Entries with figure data
■ ■ ■ ■ ■ ■ ■

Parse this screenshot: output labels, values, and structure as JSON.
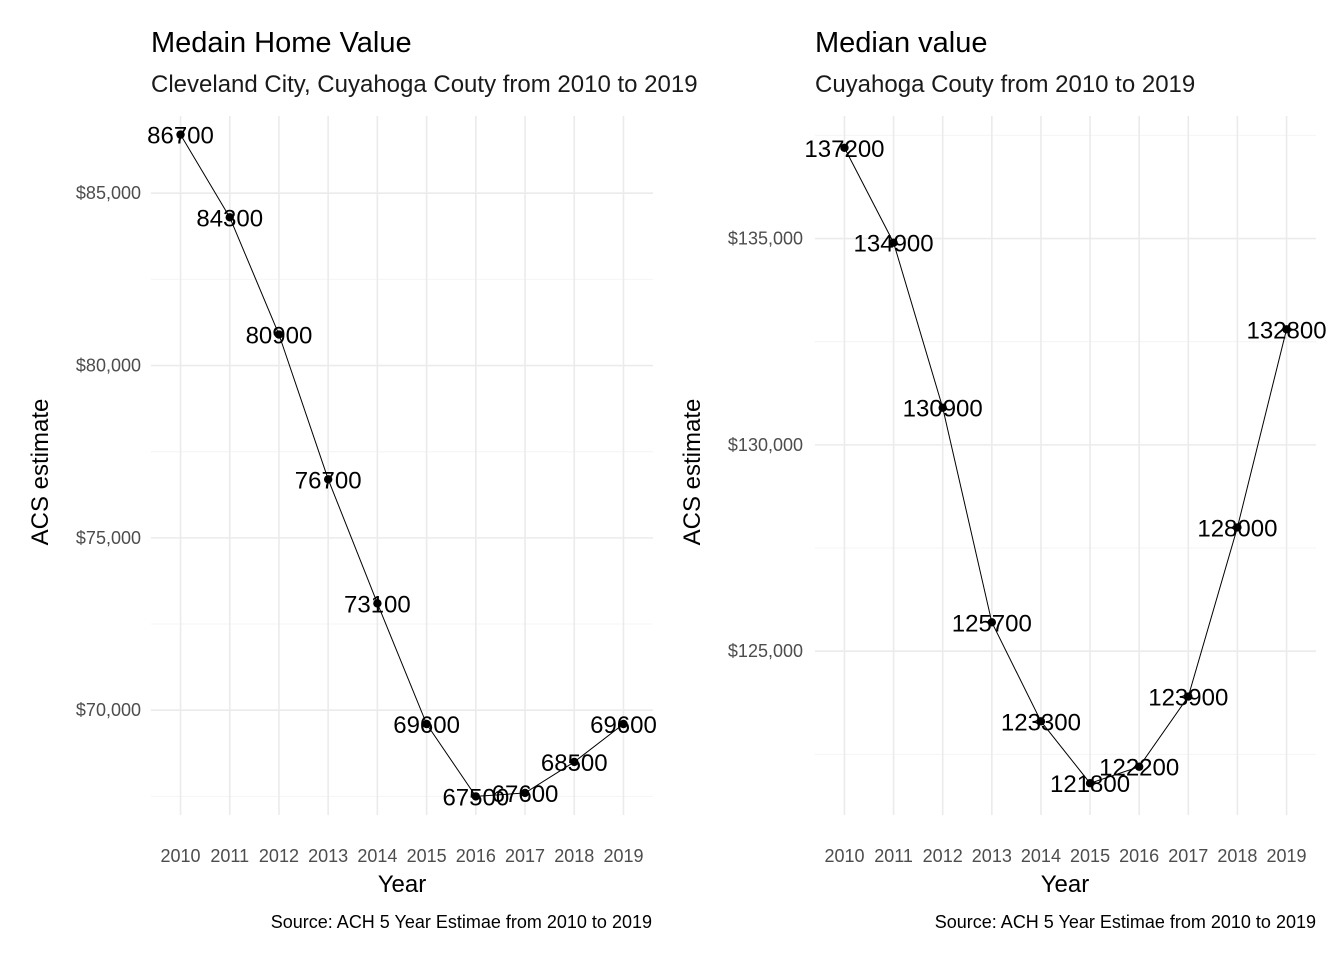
{
  "chart_data": [
    {
      "type": "line",
      "title": "Medain Home Value",
      "subtitle": "Cleveland City, Cuyahoga Couty from 2010 to 2019",
      "xlabel": "Year",
      "ylabel": "ACS estimate",
      "caption": "Source: ACH 5 Year Estimae from 2010 to 2019",
      "x": [
        2010,
        2011,
        2012,
        2013,
        2014,
        2015,
        2016,
        2017,
        2018,
        2019
      ],
      "values": [
        86700,
        84300,
        80900,
        76700,
        73100,
        69600,
        67500,
        67600,
        68500,
        69600
      ],
      "data_labels": [
        "86700",
        "84300",
        "80900",
        "76700",
        "73100",
        "69600",
        "67500",
        "67600",
        "68500",
        "69600"
      ],
      "y_ticks": [
        70000,
        75000,
        80000,
        85000
      ],
      "y_tick_labels": [
        "$70,000",
        "$75,000",
        "$80,000",
        "$85,000"
      ],
      "ylim": [
        66960,
        87240
      ],
      "grid": true,
      "legend": "none"
    },
    {
      "type": "line",
      "title": "Median value",
      "subtitle": "Cuyahoga Couty from 2010 to 2019",
      "xlabel": "Year",
      "ylabel": "ACS estimate",
      "caption": "Source: ACH 5 Year Estimae from 2010 to 2019",
      "x": [
        2010,
        2011,
        2012,
        2013,
        2014,
        2015,
        2016,
        2017,
        2018,
        2019
      ],
      "values": [
        137200,
        134900,
        130900,
        125700,
        123300,
        121800,
        122200,
        123900,
        128000,
        132800
      ],
      "data_labels": [
        "137200",
        "134900",
        "130900",
        "125700",
        "123300",
        "121800",
        "122200",
        "123900",
        "128000",
        "132800"
      ],
      "y_ticks": [
        125000,
        130000,
        135000
      ],
      "y_tick_labels": [
        "$125,000",
        "$130,000",
        "$135,000"
      ],
      "ylim": [
        121030,
        137970
      ],
      "grid": true,
      "legend": "none"
    }
  ]
}
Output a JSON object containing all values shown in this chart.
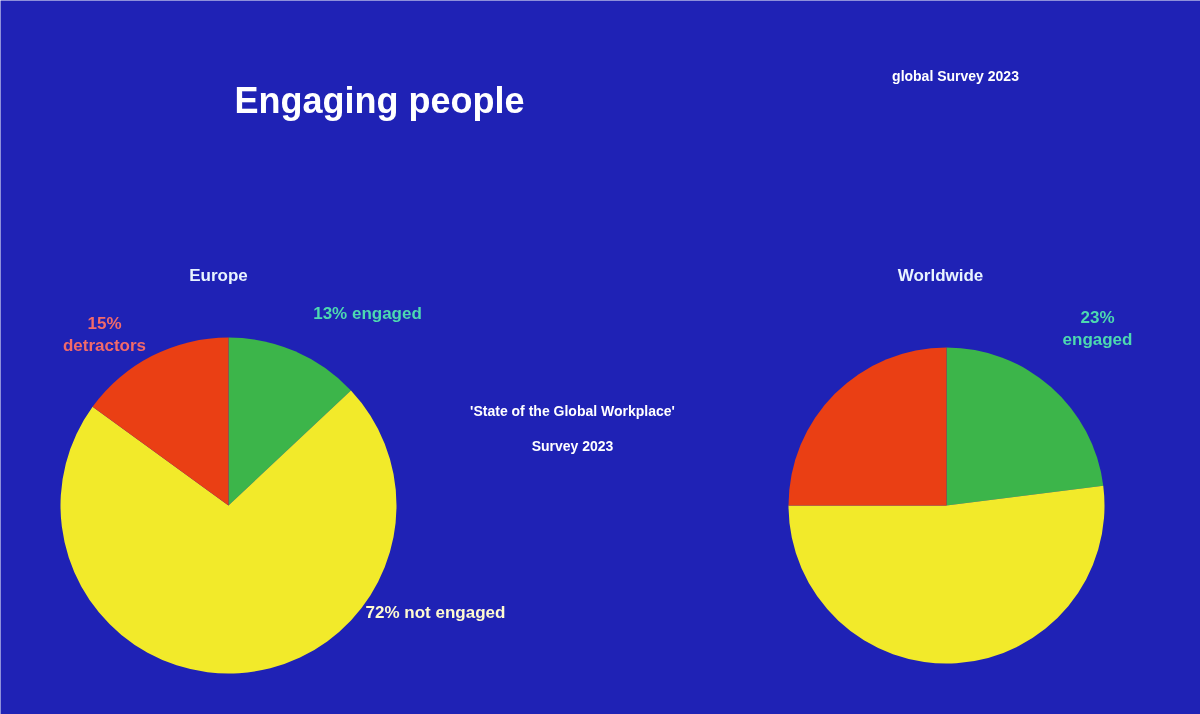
{
  "chart_data": [
    {
      "type": "pie",
      "title": "Europe",
      "categories": [
        "13% engaged",
        "72% not engaged",
        "15%\ndetractors"
      ],
      "values": [
        13,
        72,
        15
      ],
      "colors": [
        "#3cb54a",
        "#f2ea2a",
        "#ea3f14"
      ],
      "annotations": [
        "Engaging people",
        "global Survey 2023",
        "'State of the Global Workplace'",
        "Survey 2023"
      ]
    },
    {
      "type": "pie",
      "title": "Worldwide",
      "categories": [
        "23%\nengaged",
        null,
        null
      ],
      "values": [
        23,
        52,
        25
      ],
      "colors": [
        "#3cb54a",
        "#f2ea2a",
        "#ea3f14"
      ]
    }
  ]
}
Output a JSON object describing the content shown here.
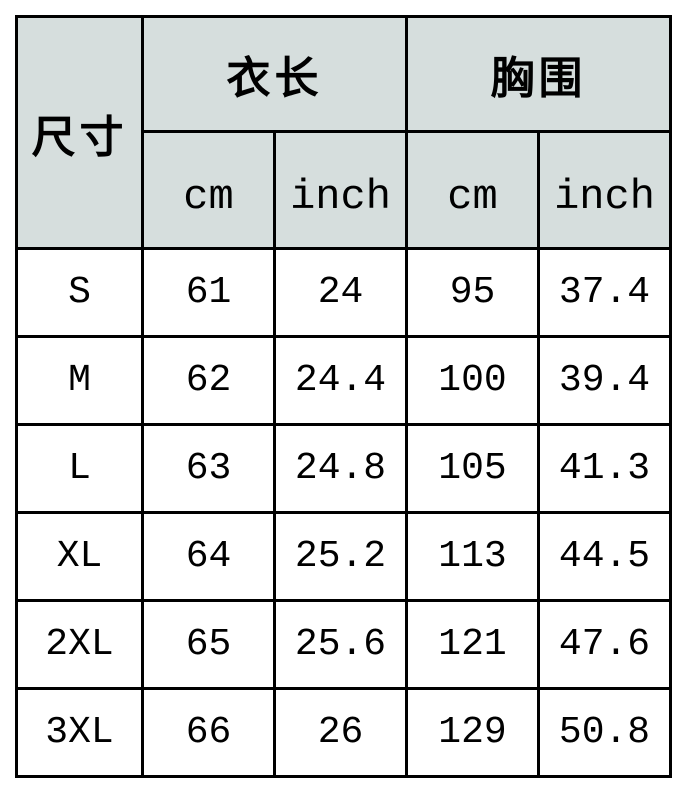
{
  "header": {
    "size_label": "尺寸",
    "groups": [
      "衣长",
      "胸围"
    ],
    "units": [
      "cm",
      "inch",
      "cm",
      "inch"
    ]
  },
  "rows": [
    [
      "S",
      "61",
      "24",
      "95",
      "37.4"
    ],
    [
      "M",
      "62",
      "24.4",
      "100",
      "39.4"
    ],
    [
      "L",
      "63",
      "24.8",
      "105",
      "41.3"
    ],
    [
      "XL",
      "64",
      "25.2",
      "113",
      "44.5"
    ],
    [
      "2XL",
      "65",
      "25.6",
      "121",
      "47.6"
    ],
    [
      "3XL",
      "66",
      "26",
      "129",
      "50.8"
    ]
  ],
  "colors": {
    "header_bg": "#d6dedd",
    "border": "#000000"
  }
}
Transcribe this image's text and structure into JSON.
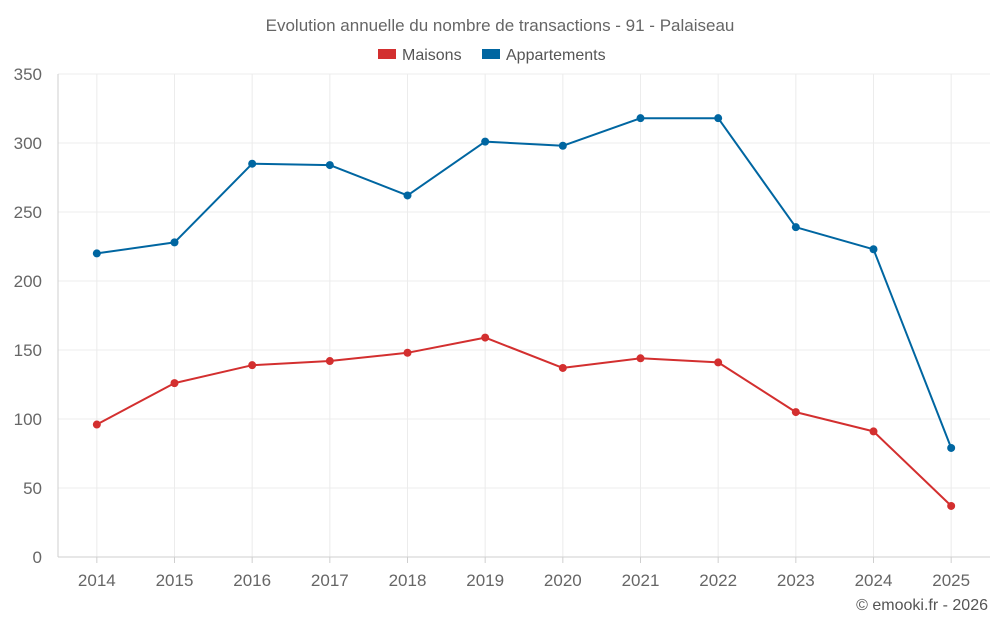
{
  "chart_data": {
    "type": "line",
    "title": "Evolution annuelle du nombre de transactions - 91 - Palaiseau",
    "xlabel": "",
    "ylabel": "",
    "categories": [
      "2014",
      "2015",
      "2016",
      "2017",
      "2018",
      "2019",
      "2020",
      "2021",
      "2022",
      "2023",
      "2024",
      "2025"
    ],
    "ylim": [
      0,
      350
    ],
    "yticks": [
      0,
      50,
      100,
      150,
      200,
      250,
      300,
      350
    ],
    "grid": true,
    "legend_position": "top-center",
    "series": [
      {
        "name": "Maisons",
        "color": "#d32f2f",
        "values": [
          96,
          126,
          139,
          142,
          148,
          159,
          137,
          144,
          141,
          105,
          91,
          37
        ]
      },
      {
        "name": "Appartements",
        "color": "#0066a1",
        "values": [
          220,
          228,
          285,
          284,
          262,
          301,
          298,
          318,
          318,
          239,
          223,
          79
        ]
      }
    ]
  },
  "credit": "© emooki.fr - 2026"
}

■ ■ ■ ■ ■ ■ ■

■ WHAT THE TASK REQUIRES: Check each line above for the string "Cuyahoga" and show the ones that have it.

■ WRITTEN ANSWER:
      "subtitle": "Cleveland City, Cuyahoga Couty from 2010 to 2019",
      "subtitle": "Cuyahoga Couty from 2010 to 2019",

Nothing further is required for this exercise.